— Begin Supplied information —
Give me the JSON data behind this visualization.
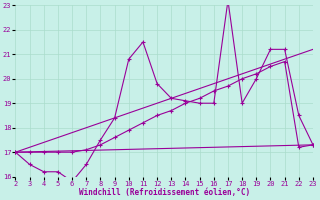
{
  "title": "Windchill (Refroidissement éolien,°C)",
  "bg_color": "#c8f0e8",
  "line_color": "#990099",
  "grid_color": "#aaddcc",
  "xlim": [
    2,
    23
  ],
  "ylim": [
    16,
    23
  ],
  "xticks": [
    2,
    3,
    4,
    5,
    6,
    7,
    8,
    9,
    10,
    11,
    12,
    13,
    14,
    15,
    16,
    17,
    18,
    19,
    20,
    21,
    22,
    23
  ],
  "yticks": [
    16,
    17,
    18,
    19,
    20,
    21,
    22,
    23
  ],
  "series": [
    {
      "x": [
        2,
        3,
        4,
        5,
        6,
        7,
        8,
        9,
        10,
        11,
        12,
        13,
        14,
        15,
        16,
        17,
        18,
        19,
        20,
        21,
        22,
        23
      ],
      "y": [
        17.0,
        16.5,
        16.2,
        16.2,
        15.8,
        16.5,
        17.5,
        18.4,
        20.8,
        21.5,
        19.8,
        19.2,
        19.1,
        19.0,
        19.0,
        23.2,
        19.0,
        20.0,
        21.2,
        21.2,
        18.5,
        17.3
      ],
      "marker": true
    },
    {
      "x": [
        2,
        23
      ],
      "y": [
        17.0,
        21.2
      ],
      "marker": false
    },
    {
      "x": [
        2,
        23
      ],
      "y": [
        17.0,
        17.3
      ],
      "marker": false
    },
    {
      "x": [
        2,
        3,
        4,
        5,
        6,
        7,
        8,
        9,
        10,
        11,
        12,
        13,
        14,
        15,
        16,
        17,
        18,
        19,
        20,
        21,
        22,
        23
      ],
      "y": [
        17.0,
        17.0,
        17.0,
        17.0,
        17.0,
        17.1,
        17.3,
        17.6,
        17.9,
        18.2,
        18.5,
        18.7,
        19.0,
        19.2,
        19.5,
        19.7,
        20.0,
        20.2,
        20.5,
        20.7,
        17.2,
        17.3
      ],
      "marker": true
    }
  ]
}
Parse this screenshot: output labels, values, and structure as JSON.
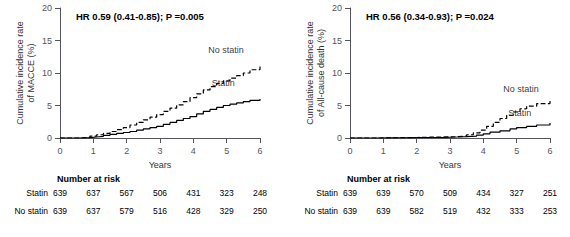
{
  "chart_data": [
    {
      "type": "step",
      "title": "HR 0.59 (0.41-0.85); P =0.005",
      "xlabel": "Years",
      "ylabel": "Cumulative incidence rate\nof MACCE (%)",
      "xlim": [
        0,
        6
      ],
      "ylim": [
        0,
        20
      ],
      "xticks": [
        0,
        1,
        2,
        3,
        4,
        5,
        6
      ],
      "yticks": [
        0,
        5,
        10,
        15,
        20
      ],
      "grid": false,
      "series": [
        {
          "name": "Statin",
          "color": "#000000",
          "line_style": "solid",
          "x": [
            0,
            0.6,
            0.9,
            1.1,
            1.3,
            1.5,
            1.7,
            1.9,
            2.1,
            2.3,
            2.5,
            2.7,
            2.9,
            3.1,
            3.3,
            3.5,
            3.7,
            3.9,
            4.1,
            4.3,
            4.5,
            4.7,
            4.9,
            5.1,
            5.3,
            5.5,
            5.7,
            6.0
          ],
          "values": [
            0,
            0.05,
            0.15,
            0.25,
            0.4,
            0.55,
            0.7,
            0.85,
            1.0,
            1.2,
            1.4,
            1.6,
            1.8,
            2.1,
            2.4,
            2.7,
            3.0,
            3.3,
            3.7,
            4.1,
            4.4,
            4.7,
            5.0,
            5.2,
            5.4,
            5.6,
            5.8,
            6.0
          ]
        },
        {
          "name": "No statin",
          "color": "#000000",
          "line_style": "dashed",
          "x": [
            0,
            0.6,
            0.9,
            1.1,
            1.3,
            1.5,
            1.7,
            1.9,
            2.1,
            2.3,
            2.5,
            2.7,
            2.9,
            3.1,
            3.3,
            3.5,
            3.7,
            3.9,
            4.1,
            4.3,
            4.5,
            4.7,
            4.9,
            5.1,
            5.3,
            5.5,
            5.7,
            6.0
          ],
          "values": [
            0,
            0.1,
            0.3,
            0.5,
            0.7,
            1.0,
            1.3,
            1.6,
            2.0,
            2.4,
            2.8,
            3.2,
            3.6,
            4.1,
            4.6,
            5.1,
            5.6,
            6.2,
            6.8,
            7.4,
            7.9,
            8.4,
            8.8,
            9.2,
            9.6,
            10.0,
            10.5,
            11.0
          ]
        }
      ],
      "annotations": [
        {
          "text": "No statin",
          "x": 4.45,
          "y": 13.5
        },
        {
          "text": "Statin",
          "x": 4.55,
          "y": 8.5
        }
      ],
      "risk_table": {
        "title": "Number at risk",
        "rows": [
          {
            "label": "Statin",
            "values": [
              639,
              637,
              567,
              506,
              431,
              323,
              248
            ]
          },
          {
            "label": "No statin",
            "values": [
              639,
              637,
              579,
              516,
              428,
              329,
              250
            ]
          }
        ]
      }
    },
    {
      "type": "step",
      "title": "HR 0.56 (0.34-0.93); P =0.024",
      "xlabel": "Years",
      "ylabel": "Cumulative incidence rate\nof All-cause death (%)",
      "xlim": [
        0,
        6
      ],
      "ylim": [
        0,
        20
      ],
      "xticks": [
        0,
        1,
        2,
        3,
        4,
        5,
        6
      ],
      "yticks": [
        0,
        5,
        10,
        15,
        20
      ],
      "grid": false,
      "series": [
        {
          "name": "Statin",
          "color": "#000000",
          "line_style": "solid",
          "x": [
            0,
            0.8,
            1.2,
            1.6,
            2.0,
            2.4,
            2.8,
            3.2,
            3.5,
            3.8,
            4.0,
            4.2,
            4.5,
            4.8,
            5.0,
            5.3,
            5.6,
            6.0
          ],
          "values": [
            0,
            0.02,
            0.04,
            0.06,
            0.08,
            0.1,
            0.15,
            0.2,
            0.3,
            0.45,
            0.65,
            0.9,
            1.1,
            1.4,
            1.6,
            1.8,
            2.0,
            2.3
          ]
        },
        {
          "name": "No statin",
          "color": "#000000",
          "line_style": "dashed",
          "x": [
            0,
            0.8,
            1.2,
            1.6,
            2.0,
            2.4,
            2.8,
            3.2,
            3.5,
            3.7,
            3.9,
            4.1,
            4.3,
            4.5,
            4.7,
            4.9,
            5.1,
            5.3,
            5.6,
            6.0
          ],
          "values": [
            0,
            0.02,
            0.05,
            0.08,
            0.12,
            0.15,
            0.2,
            0.3,
            0.5,
            0.8,
            1.2,
            1.8,
            2.4,
            3.0,
            3.5,
            4.0,
            4.5,
            4.9,
            5.3,
            6.0
          ]
        }
      ],
      "annotations": [
        {
          "text": "No statin",
          "x": 4.6,
          "y": 7.5
        },
        {
          "text": "Statin",
          "x": 4.75,
          "y": 3.8
        }
      ],
      "risk_table": {
        "title": "Number at risk",
        "rows": [
          {
            "label": "Statin",
            "values": [
              639,
              639,
              570,
              509,
              434,
              327,
              251
            ]
          },
          {
            "label": "No statin",
            "values": [
              639,
              639,
              582,
              519,
              432,
              333,
              253
            ]
          }
        ]
      }
    }
  ]
}
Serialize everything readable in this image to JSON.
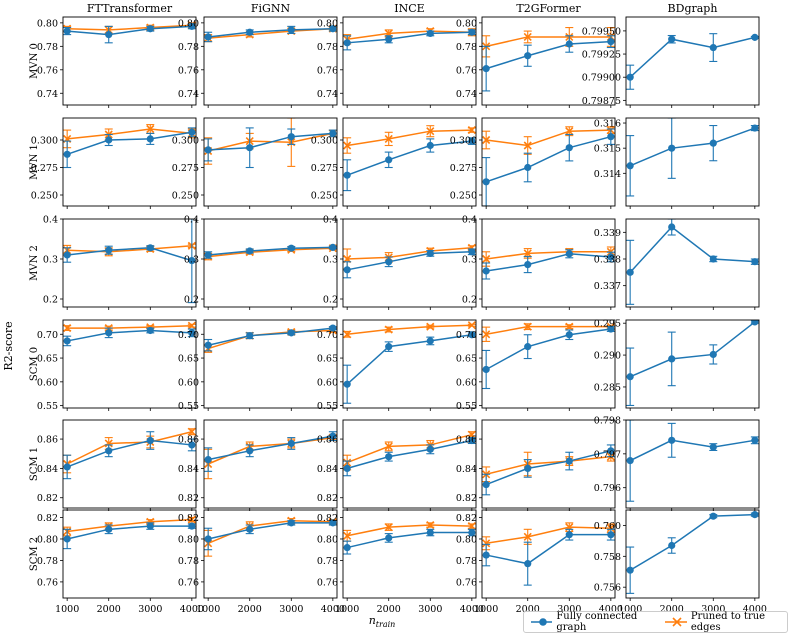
— End Supplied information —
Give all the entries again exactly, dropping each picture.

Give me the JSON data behind this visualization.
{
  "title": "Windchill (Refroidissement éolien,°C)",
  "bg_color": "#c8f0e8",
  "line_color": "#990099",
  "grid_color": "#aaddcc",
  "xlim": [
    2,
    23
  ],
  "ylim": [
    16,
    23
  ],
  "xticks": [
    2,
    3,
    4,
    5,
    6,
    7,
    8,
    9,
    10,
    11,
    12,
    13,
    14,
    15,
    16,
    17,
    18,
    19,
    20,
    21,
    22,
    23
  ],
  "yticks": [
    16,
    17,
    18,
    19,
    20,
    21,
    22,
    23
  ],
  "series": [
    {
      "x": [
        2,
        3,
        4,
        5,
        6,
        7,
        8,
        9,
        10,
        11,
        12,
        13,
        14,
        15,
        16,
        17,
        18,
        19,
        20,
        21,
        22,
        23
      ],
      "y": [
        17.0,
        16.5,
        16.2,
        16.2,
        15.8,
        16.5,
        17.5,
        18.4,
        20.8,
        21.5,
        19.8,
        19.2,
        19.1,
        19.0,
        19.0,
        23.2,
        19.0,
        20.0,
        21.2,
        21.2,
        18.5,
        17.3
      ],
      "marker": true
    },
    {
      "x": [
        2,
        23
      ],
      "y": [
        17.0,
        21.2
      ],
      "marker": false
    },
    {
      "x": [
        2,
        23
      ],
      "y": [
        17.0,
        17.3
      ],
      "marker": false
    },
    {
      "x": [
        2,
        3,
        4,
        5,
        6,
        7,
        8,
        9,
        10,
        11,
        12,
        13,
        14,
        15,
        16,
        17,
        18,
        19,
        20,
        21,
        22,
        23
      ],
      "y": [
        17.0,
        17.0,
        17.0,
        17.0,
        17.0,
        17.1,
        17.3,
        17.6,
        17.9,
        18.2,
        18.5,
        18.7,
        19.0,
        19.2,
        19.5,
        19.7,
        20.0,
        20.2,
        20.5,
        20.7,
        17.2,
        17.3
      ],
      "marker": true
    }
  ]
}
Parse this screenshot: output labels, values, and structure as JSON.
{
  "chart_data": [
    {
      "type": "step",
      "title": "HR 0.59 (0.41-0.85); P =0.005",
      "xlabel": "Years",
      "ylabel": "Cumulative incidence rate\nof MACCE (%)",
      "xlim": [
        0,
        6
      ],
      "ylim": [
        0,
        20
      ],
      "xticks": [
        0,
        1,
        2,
        3,
        4,
        5,
        6
      ],
      "yticks": [
        0,
        5,
        10,
        15,
        20
      ],
      "grid": false,
      "series": [
        {
          "name": "Statin",
          "color": "#000000",
          "line_style": "solid",
          "x": [
            0,
            0.6,
            0.9,
            1.1,
            1.3,
            1.5,
            1.7,
            1.9,
            2.1,
            2.3,
            2.5,
            2.7,
            2.9,
            3.1,
            3.3,
            3.5,
            3.7,
            3.9,
            4.1,
            4.3,
            4.5,
            4.7,
            4.9,
            5.1,
            5.3,
            5.5,
            5.7,
            6.0
          ],
          "values": [
            0,
            0.05,
            0.15,
            0.25,
            0.4,
            0.55,
            0.7,
            0.85,
            1.0,
            1.2,
            1.4,
            1.6,
            1.8,
            2.1,
            2.4,
            2.7,
            3.0,
            3.3,
            3.7,
            4.1,
            4.4,
            4.7,
            5.0,
            5.2,
            5.4,
            5.6,
            5.8,
            6.0
          ]
        },
        {
          "name": "No statin",
          "color": "#000000",
          "line_style": "dashed",
          "x": [
            0,
            0.6,
            0.9,
            1.1,
            1.3,
            1.5,
            1.7,
            1.9,
            2.1,
            2.3,
            2.5,
            2.7,
            2.9,
            3.1,
            3.3,
            3.5,
            3.7,
            3.9,
            4.1,
            4.3,
            4.5,
            4.7,
            4.9,
            5.1,
            5.3,
            5.5,
            5.7,
            6.0
          ],
          "values": [
            0,
            0.1,
            0.3,
            0.5,
            0.7,
            1.0,
            1.3,
            1.6,
            2.0,
            2.4,
            2.8,
            3.2,
            3.6,
            4.1,
            4.6,
            5.1,
            5.6,
            6.2,
            6.8,
            7.4,
            7.9,
            8.4,
            8.8,
            9.2,
            9.6,
            10.0,
            10.5,
            11.0
          ]
        }
      ],
      "annotations": [
        {
          "text": "No statin",
          "x": 4.45,
          "y": 13.5
        },
        {
          "text": "Statin",
          "x": 4.55,
          "y": 8.5
        }
      ],
      "risk_table": {
        "title": "Number at risk",
        "rows": [
          {
            "label": "Statin",
            "values": [
              639,
              637,
              567,
              506,
              431,
              323,
              248
            ]
          },
          {
            "label": "No statin",
            "values": [
              639,
              637,
              579,
              516,
              428,
              329,
              250
            ]
          }
        ]
      }
    },
    {
      "type": "step",
      "title": "HR 0.56 (0.34-0.93); P =0.024",
      "xlabel": "Years",
      "ylabel": "Cumulative incidence rate\nof All-cause death (%)",
      "xlim": [
        0,
        6
      ],
      "ylim": [
        0,
        20
      ],
      "xticks": [
        0,
        1,
        2,
        3,
        4,
        5,
        6
      ],
      "yticks": [
        0,
        5,
        10,
        15,
        20
      ],
      "grid": false,
      "series": [
        {
          "name": "Statin",
          "color": "#000000",
          "line_style": "solid",
          "x": [
            0,
            0.8,
            1.2,
            1.6,
            2.0,
            2.4,
            2.8,
            3.2,
            3.5,
            3.8,
            4.0,
            4.2,
            4.5,
            4.8,
            5.0,
            5.3,
            5.6,
            6.0
          ],
          "values": [
            0,
            0.02,
            0.04,
            0.06,
            0.08,
            0.1,
            0.15,
            0.2,
            0.3,
            0.45,
            0.65,
            0.9,
            1.1,
            1.4,
            1.6,
            1.8,
            2.0,
            2.3
          ]
        },
        {
          "name": "No statin",
          "color": "#000000",
          "line_style": "dashed",
          "x": [
            0,
            0.8,
            1.2,
            1.6,
            2.0,
            2.4,
            2.8,
            3.2,
            3.5,
            3.7,
            3.9,
            4.1,
            4.3,
            4.5,
            4.7,
            4.9,
            5.1,
            5.3,
            5.6,
            6.0
          ],
          "values": [
            0,
            0.02,
            0.05,
            0.08,
            0.12,
            0.15,
            0.2,
            0.3,
            0.5,
            0.8,
            1.2,
            1.8,
            2.4,
            3.0,
            3.5,
            4.0,
            4.5,
            4.9,
            5.3,
            6.0
          ]
        }
      ],
      "annotations": [
        {
          "text": "No statin",
          "x": 4.6,
          "y": 7.5
        },
        {
          "text": "Statin",
          "x": 4.75,
          "y": 3.8
        }
      ],
      "risk_table": {
        "title": "Number at risk",
        "rows": [
          {
            "label": "Statin",
            "values": [
              639,
              639,
              570,
              509,
              434,
              327,
              251
            ]
          },
          {
            "label": "No statin",
            "values": [
              639,
              639,
              582,
              519,
              432,
              333,
              253
            ]
          }
        ]
      }
    }
  ]
}
Serialize everything readable in this image to JSON.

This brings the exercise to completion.